▸ **DIRECTIVE**:
Write the records out again, precisely as they stand.
[START]
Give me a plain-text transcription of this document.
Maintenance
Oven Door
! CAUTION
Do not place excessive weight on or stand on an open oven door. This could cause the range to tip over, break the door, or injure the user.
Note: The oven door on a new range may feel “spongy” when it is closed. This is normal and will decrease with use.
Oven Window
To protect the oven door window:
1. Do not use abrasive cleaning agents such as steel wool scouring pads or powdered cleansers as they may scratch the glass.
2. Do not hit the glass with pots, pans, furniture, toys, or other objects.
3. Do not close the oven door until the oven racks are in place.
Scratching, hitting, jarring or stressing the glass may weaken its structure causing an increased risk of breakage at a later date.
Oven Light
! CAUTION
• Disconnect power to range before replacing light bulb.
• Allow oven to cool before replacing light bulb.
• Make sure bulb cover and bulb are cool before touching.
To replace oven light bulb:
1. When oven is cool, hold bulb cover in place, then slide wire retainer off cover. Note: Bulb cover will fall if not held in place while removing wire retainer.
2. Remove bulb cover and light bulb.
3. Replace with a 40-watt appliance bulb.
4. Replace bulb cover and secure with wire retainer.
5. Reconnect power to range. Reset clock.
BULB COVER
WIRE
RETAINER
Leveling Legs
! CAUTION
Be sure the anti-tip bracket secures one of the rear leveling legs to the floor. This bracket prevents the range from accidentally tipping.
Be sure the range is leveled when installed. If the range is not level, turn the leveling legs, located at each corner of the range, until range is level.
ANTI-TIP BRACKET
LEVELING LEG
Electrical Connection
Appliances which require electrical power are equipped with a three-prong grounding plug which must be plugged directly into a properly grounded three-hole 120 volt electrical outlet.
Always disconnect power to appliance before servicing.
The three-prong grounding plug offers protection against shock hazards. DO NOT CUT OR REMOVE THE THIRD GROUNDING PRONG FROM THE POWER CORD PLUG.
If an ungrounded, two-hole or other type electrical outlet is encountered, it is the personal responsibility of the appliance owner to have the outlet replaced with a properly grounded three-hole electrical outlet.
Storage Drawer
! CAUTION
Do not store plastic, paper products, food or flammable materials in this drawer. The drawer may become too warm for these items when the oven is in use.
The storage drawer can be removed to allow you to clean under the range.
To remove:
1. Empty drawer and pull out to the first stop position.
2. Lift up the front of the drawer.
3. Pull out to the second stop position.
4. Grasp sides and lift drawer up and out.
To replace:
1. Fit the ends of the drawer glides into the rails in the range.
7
[END]
▸ **EXPECTED OUTPUT**:
Give me a plain-text transcription of this document.
Maintenance
Oven Door
! CAUTION
Do not place excessive weight on or stand on an open oven door. This could cause the range to tip over, break the door, or injure the user.
Note: The oven door on a new range may feel “spongy” when it is closed. This is normal and will decrease with use.
Oven Window
To protect the oven door window:
1. Do not use abrasive cleaning agents such as steel wool scouring pads or powdered cleansers as they may scratch the glass.
2. Do not hit the glass with pots, pans, furniture, toys, or other objects.
3. Do not close the oven door until the oven racks are in place.
Scratching, hitting, jarring or stressing the glass may weaken its structure causing an increased risk of breakage at a later date.
Oven Light
! CAUTION
• Disconnect power to range before replacing light bulb.
• Allow oven to cool before replacing light bulb.
• Make sure bulb cover and bulb are cool before touching.
To replace oven light bulb:
1. When oven is cool, hold bulb cover in place, then slide wire retainer off cover. Note: Bulb cover will fall if not held in place while removing wire retainer.
2. Remove bulb cover and light bulb.
3. Replace with a 40-watt appliance bulb.
4. Replace bulb cover and secure with wire retainer.
5. Reconnect power to range. Reset clock.
BULB COVER
WIRE
RETAINER
Leveling Legs
! CAUTION
Be sure the anti-tip bracket secures one of the rear leveling legs to the floor. This bracket prevents the range from accidentally tipping.
Be sure the range is leveled when installed. If the range is not level, turn the leveling legs, located at each corner of the range, until range is level.
ANTI-TIP BRACKET
LEVELING LEG
Electrical Connection
Appliances which require electrical power are equipped with a three-prong grounding plug which must be plugged directly into a properly grounded three-hole 120 volt electrical outlet.
Always disconnect power to appliance before servicing.
The three-prong grounding plug offers protection against shock hazards. DO NOT CUT OR REMOVE THE THIRD GROUNDING PRONG FROM THE POWER CORD PLUG.
If an ungrounded, two-hole or other type electrical outlet is encountered, it is the personal responsibility of the appliance owner to have the outlet replaced with a properly grounded three-hole electrical outlet.
Storage Drawer
! CAUTION
Do not store plastic, paper products, food or flammable materials in this drawer. The drawer may become too warm for these items when the oven is in use.
The storage drawer can be removed to allow you to clean under the range.
To remove:
1. Empty drawer and pull out to the first stop position.
2. Lift up the front of the drawer.
3. Pull out to the second stop position.
4. Grasp sides and lift drawer up and out.
To replace:
1. Fit the ends of the drawer glides into the rails in the range.
7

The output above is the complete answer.